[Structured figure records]
===============

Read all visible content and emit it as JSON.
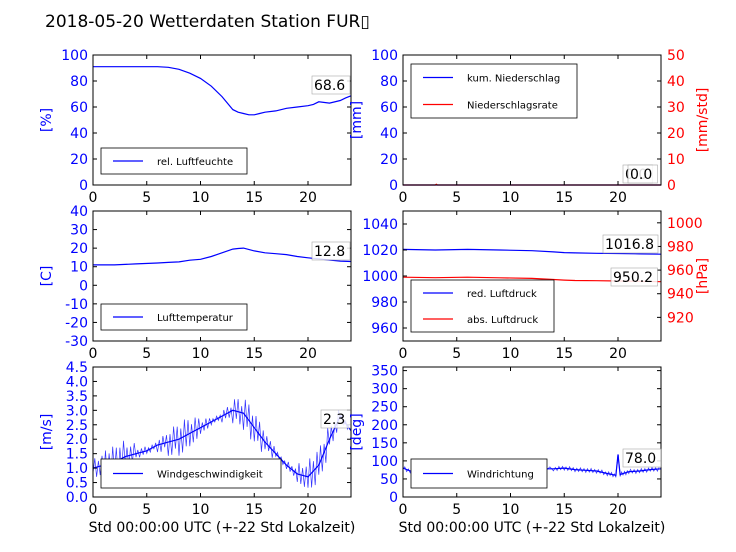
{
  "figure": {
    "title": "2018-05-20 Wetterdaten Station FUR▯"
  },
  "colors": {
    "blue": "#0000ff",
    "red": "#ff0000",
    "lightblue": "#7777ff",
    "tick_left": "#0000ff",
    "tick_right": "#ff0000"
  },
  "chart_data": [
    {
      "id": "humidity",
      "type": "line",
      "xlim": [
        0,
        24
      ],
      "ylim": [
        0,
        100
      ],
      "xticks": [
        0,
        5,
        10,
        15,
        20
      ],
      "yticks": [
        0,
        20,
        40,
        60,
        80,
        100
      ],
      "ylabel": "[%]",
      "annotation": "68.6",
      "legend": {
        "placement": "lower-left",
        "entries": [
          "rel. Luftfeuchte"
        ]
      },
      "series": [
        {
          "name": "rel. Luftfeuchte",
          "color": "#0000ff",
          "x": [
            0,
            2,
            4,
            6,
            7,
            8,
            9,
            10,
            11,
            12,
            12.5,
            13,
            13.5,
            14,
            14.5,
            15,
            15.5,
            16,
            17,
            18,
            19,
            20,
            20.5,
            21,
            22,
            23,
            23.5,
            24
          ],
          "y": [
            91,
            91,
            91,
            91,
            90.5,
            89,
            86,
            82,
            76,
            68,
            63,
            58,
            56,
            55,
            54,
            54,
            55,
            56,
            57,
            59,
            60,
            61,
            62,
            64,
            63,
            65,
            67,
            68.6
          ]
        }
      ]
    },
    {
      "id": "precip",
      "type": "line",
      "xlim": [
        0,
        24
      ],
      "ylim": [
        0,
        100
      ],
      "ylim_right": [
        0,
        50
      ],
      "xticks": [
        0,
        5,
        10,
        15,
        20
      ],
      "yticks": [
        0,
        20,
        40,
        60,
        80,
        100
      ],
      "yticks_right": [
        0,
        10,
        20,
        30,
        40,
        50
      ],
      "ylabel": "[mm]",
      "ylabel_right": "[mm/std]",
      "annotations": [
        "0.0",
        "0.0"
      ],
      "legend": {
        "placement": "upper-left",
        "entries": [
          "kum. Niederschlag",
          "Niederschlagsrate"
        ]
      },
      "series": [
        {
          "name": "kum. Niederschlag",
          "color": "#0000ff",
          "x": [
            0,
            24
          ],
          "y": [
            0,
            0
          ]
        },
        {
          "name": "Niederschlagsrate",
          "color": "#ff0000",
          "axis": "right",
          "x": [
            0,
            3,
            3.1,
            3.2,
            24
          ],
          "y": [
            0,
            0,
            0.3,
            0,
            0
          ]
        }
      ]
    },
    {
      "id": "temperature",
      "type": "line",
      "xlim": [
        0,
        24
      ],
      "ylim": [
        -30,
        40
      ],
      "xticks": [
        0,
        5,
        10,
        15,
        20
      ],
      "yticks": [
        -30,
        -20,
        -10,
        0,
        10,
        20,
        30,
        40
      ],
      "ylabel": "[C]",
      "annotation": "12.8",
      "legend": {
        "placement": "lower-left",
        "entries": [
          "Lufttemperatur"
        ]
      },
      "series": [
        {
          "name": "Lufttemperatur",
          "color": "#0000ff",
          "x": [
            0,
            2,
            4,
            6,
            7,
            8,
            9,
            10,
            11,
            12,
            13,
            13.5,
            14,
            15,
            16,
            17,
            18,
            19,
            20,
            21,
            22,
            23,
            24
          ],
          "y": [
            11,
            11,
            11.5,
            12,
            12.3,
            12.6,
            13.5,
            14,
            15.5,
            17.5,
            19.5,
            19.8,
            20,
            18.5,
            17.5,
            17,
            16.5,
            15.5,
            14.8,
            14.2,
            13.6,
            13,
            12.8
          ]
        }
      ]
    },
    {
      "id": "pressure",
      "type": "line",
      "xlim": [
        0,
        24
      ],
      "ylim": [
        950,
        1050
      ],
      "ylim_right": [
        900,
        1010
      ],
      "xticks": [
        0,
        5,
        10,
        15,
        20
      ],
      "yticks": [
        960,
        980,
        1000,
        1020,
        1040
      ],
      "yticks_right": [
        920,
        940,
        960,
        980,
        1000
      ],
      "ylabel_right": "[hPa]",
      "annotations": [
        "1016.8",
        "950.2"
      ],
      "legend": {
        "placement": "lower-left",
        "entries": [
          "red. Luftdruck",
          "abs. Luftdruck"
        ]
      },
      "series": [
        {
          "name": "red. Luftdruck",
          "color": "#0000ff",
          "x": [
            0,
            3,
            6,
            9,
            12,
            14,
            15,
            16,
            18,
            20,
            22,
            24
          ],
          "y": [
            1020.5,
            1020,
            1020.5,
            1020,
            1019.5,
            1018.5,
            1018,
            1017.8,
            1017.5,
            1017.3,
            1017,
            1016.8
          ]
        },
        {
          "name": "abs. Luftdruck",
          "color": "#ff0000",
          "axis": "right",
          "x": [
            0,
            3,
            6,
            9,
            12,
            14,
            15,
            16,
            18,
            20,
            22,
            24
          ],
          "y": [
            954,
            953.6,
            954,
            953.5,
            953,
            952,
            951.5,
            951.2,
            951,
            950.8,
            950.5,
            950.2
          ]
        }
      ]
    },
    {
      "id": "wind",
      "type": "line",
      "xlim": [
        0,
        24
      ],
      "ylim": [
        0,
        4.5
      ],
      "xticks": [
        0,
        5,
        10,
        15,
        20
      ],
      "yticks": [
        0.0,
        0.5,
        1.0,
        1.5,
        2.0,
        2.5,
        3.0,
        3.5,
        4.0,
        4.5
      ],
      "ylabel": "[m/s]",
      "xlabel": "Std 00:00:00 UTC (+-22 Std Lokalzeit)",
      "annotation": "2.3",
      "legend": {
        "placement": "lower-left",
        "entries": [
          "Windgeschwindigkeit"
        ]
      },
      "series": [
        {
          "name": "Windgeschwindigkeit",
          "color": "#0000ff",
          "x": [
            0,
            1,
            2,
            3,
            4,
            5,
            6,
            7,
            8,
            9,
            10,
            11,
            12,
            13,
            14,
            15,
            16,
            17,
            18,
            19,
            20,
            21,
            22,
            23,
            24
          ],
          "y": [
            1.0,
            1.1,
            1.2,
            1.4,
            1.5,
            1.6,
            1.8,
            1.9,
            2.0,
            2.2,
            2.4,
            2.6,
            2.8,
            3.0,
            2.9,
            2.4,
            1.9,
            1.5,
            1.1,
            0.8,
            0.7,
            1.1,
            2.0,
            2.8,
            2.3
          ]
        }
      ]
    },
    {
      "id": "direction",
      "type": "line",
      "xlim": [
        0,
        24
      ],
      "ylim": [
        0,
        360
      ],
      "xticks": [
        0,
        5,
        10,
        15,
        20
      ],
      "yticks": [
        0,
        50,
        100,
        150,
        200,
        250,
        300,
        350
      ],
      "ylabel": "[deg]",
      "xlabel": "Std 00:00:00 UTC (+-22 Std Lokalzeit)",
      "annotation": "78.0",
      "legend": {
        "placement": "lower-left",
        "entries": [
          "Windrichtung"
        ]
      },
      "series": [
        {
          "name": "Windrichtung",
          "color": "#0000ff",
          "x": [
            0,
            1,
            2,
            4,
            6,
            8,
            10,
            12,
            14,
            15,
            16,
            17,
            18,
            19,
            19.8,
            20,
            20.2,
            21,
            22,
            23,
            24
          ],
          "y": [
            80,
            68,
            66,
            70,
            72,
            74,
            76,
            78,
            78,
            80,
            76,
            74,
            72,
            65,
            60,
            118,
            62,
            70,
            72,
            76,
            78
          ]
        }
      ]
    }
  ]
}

===============

* **Instructions for the task**
Restate each of the entries above word for word and skip every image.

* **Response to the task**
Read all visible content and emit it as JSON.
{
  "figure": {
    "title": "2018-05-20 Wetterdaten Station FUR▯"
  },
  "colors": {
    "blue": "#0000ff",
    "red": "#ff0000",
    "lightblue": "#7777ff",
    "tick_left": "#0000ff",
    "tick_right": "#ff0000"
  },
  "chart_data": [
    {
      "id": "humidity",
      "type": "line",
      "xlim": [
        0,
        24
      ],
      "ylim": [
        0,
        100
      ],
      "xticks": [
        0,
        5,
        10,
        15,
        20
      ],
      "yticks": [
        0,
        20,
        40,
        60,
        80,
        100
      ],
      "ylabel": "[%]",
      "annotation": "68.6",
      "legend": {
        "placement": "lower-left",
        "entries": [
          "rel. Luftfeuchte"
        ]
      },
      "series": [
        {
          "name": "rel. Luftfeuchte",
          "color": "#0000ff",
          "x": [
            0,
            2,
            4,
            6,
            7,
            8,
            9,
            10,
            11,
            12,
            12.5,
            13,
            13.5,
            14,
            14.5,
            15,
            15.5,
            16,
            17,
            18,
            19,
            20,
            20.5,
            21,
            22,
            23,
            23.5,
            24
          ],
          "y": [
            91,
            91,
            91,
            91,
            90.5,
            89,
            86,
            82,
            76,
            68,
            63,
            58,
            56,
            55,
            54,
            54,
            55,
            56,
            57,
            59,
            60,
            61,
            62,
            64,
            63,
            65,
            67,
            68.6
          ]
        }
      ]
    },
    {
      "id": "precip",
      "type": "line",
      "xlim": [
        0,
        24
      ],
      "ylim": [
        0,
        100
      ],
      "ylim_right": [
        0,
        50
      ],
      "xticks": [
        0,
        5,
        10,
        15,
        20
      ],
      "yticks": [
        0,
        20,
        40,
        60,
        80,
        100
      ],
      "yticks_right": [
        0,
        10,
        20,
        30,
        40,
        50
      ],
      "ylabel": "[mm]",
      "ylabel_right": "[mm/std]",
      "annotations": [
        "0.0",
        "0.0"
      ],
      "legend": {
        "placement": "upper-left",
        "entries": [
          "kum. Niederschlag",
          "Niederschlagsrate"
        ]
      },
      "series": [
        {
          "name": "kum. Niederschlag",
          "color": "#0000ff",
          "x": [
            0,
            24
          ],
          "y": [
            0,
            0
          ]
        },
        {
          "name": "Niederschlagsrate",
          "color": "#ff0000",
          "axis": "right",
          "x": [
            0,
            3,
            3.1,
            3.2,
            24
          ],
          "y": [
            0,
            0,
            0.3,
            0,
            0
          ]
        }
      ]
    },
    {
      "id": "temperature",
      "type": "line",
      "xlim": [
        0,
        24
      ],
      "ylim": [
        -30,
        40
      ],
      "xticks": [
        0,
        5,
        10,
        15,
        20
      ],
      "yticks": [
        -30,
        -20,
        -10,
        0,
        10,
        20,
        30,
        40
      ],
      "ylabel": "[C]",
      "annotation": "12.8",
      "legend": {
        "placement": "lower-left",
        "entries": [
          "Lufttemperatur"
        ]
      },
      "series": [
        {
          "name": "Lufttemperatur",
          "color": "#0000ff",
          "x": [
            0,
            2,
            4,
            6,
            7,
            8,
            9,
            10,
            11,
            12,
            13,
            13.5,
            14,
            15,
            16,
            17,
            18,
            19,
            20,
            21,
            22,
            23,
            24
          ],
          "y": [
            11,
            11,
            11.5,
            12,
            12.3,
            12.6,
            13.5,
            14,
            15.5,
            17.5,
            19.5,
            19.8,
            20,
            18.5,
            17.5,
            17,
            16.5,
            15.5,
            14.8,
            14.2,
            13.6,
            13,
            12.8
          ]
        }
      ]
    },
    {
      "id": "pressure",
      "type": "line",
      "xlim": [
        0,
        24
      ],
      "ylim": [
        950,
        1050
      ],
      "ylim_right": [
        900,
        1010
      ],
      "xticks": [
        0,
        5,
        10,
        15,
        20
      ],
      "yticks": [
        960,
        980,
        1000,
        1020,
        1040
      ],
      "yticks_right": [
        920,
        940,
        960,
        980,
        1000
      ],
      "ylabel_right": "[hPa]",
      "annotations": [
        "1016.8",
        "950.2"
      ],
      "legend": {
        "placement": "lower-left",
        "entries": [
          "red. Luftdruck",
          "abs. Luftdruck"
        ]
      },
      "series": [
        {
          "name": "red. Luftdruck",
          "color": "#0000ff",
          "x": [
            0,
            3,
            6,
            9,
            12,
            14,
            15,
            16,
            18,
            20,
            22,
            24
          ],
          "y": [
            1020.5,
            1020,
            1020.5,
            1020,
            1019.5,
            1018.5,
            1018,
            1017.8,
            1017.5,
            1017.3,
            1017,
            1016.8
          ]
        },
        {
          "name": "abs. Luftdruck",
          "color": "#ff0000",
          "axis": "right",
          "x": [
            0,
            3,
            6,
            9,
            12,
            14,
            15,
            16,
            18,
            20,
            22,
            24
          ],
          "y": [
            954,
            953.6,
            954,
            953.5,
            953,
            952,
            951.5,
            951.2,
            951,
            950.8,
            950.5,
            950.2
          ]
        }
      ]
    },
    {
      "id": "wind",
      "type": "line",
      "xlim": [
        0,
        24
      ],
      "ylim": [
        0,
        4.5
      ],
      "xticks": [
        0,
        5,
        10,
        15,
        20
      ],
      "yticks": [
        0.0,
        0.5,
        1.0,
        1.5,
        2.0,
        2.5,
        3.0,
        3.5,
        4.0,
        4.5
      ],
      "ylabel": "[m/s]",
      "xlabel": "Std 00:00:00 UTC (+-22 Std Lokalzeit)",
      "annotation": "2.3",
      "legend": {
        "placement": "lower-left",
        "entries": [
          "Windgeschwindigkeit"
        ]
      },
      "series": [
        {
          "name": "Windgeschwindigkeit",
          "color": "#0000ff",
          "x": [
            0,
            1,
            2,
            3,
            4,
            5,
            6,
            7,
            8,
            9,
            10,
            11,
            12,
            13,
            14,
            15,
            16,
            17,
            18,
            19,
            20,
            21,
            22,
            23,
            24
          ],
          "y": [
            1.0,
            1.1,
            1.2,
            1.4,
            1.5,
            1.6,
            1.8,
            1.9,
            2.0,
            2.2,
            2.4,
            2.6,
            2.8,
            3.0,
            2.9,
            2.4,
            1.9,
            1.5,
            1.1,
            0.8,
            0.7,
            1.1,
            2.0,
            2.8,
            2.3
          ]
        }
      ]
    },
    {
      "id": "direction",
      "type": "line",
      "xlim": [
        0,
        24
      ],
      "ylim": [
        0,
        360
      ],
      "xticks": [
        0,
        5,
        10,
        15,
        20
      ],
      "yticks": [
        0,
        50,
        100,
        150,
        200,
        250,
        300,
        350
      ],
      "ylabel": "[deg]",
      "xlabel": "Std 00:00:00 UTC (+-22 Std Lokalzeit)",
      "annotation": "78.0",
      "legend": {
        "placement": "lower-left",
        "entries": [
          "Windrichtung"
        ]
      },
      "series": [
        {
          "name": "Windrichtung",
          "color": "#0000ff",
          "x": [
            0,
            1,
            2,
            4,
            6,
            8,
            10,
            12,
            14,
            15,
            16,
            17,
            18,
            19,
            19.8,
            20,
            20.2,
            21,
            22,
            23,
            24
          ],
          "y": [
            80,
            68,
            66,
            70,
            72,
            74,
            76,
            78,
            78,
            80,
            76,
            74,
            72,
            65,
            60,
            118,
            62,
            70,
            72,
            76,
            78
          ]
        }
      ]
    }
  ]
}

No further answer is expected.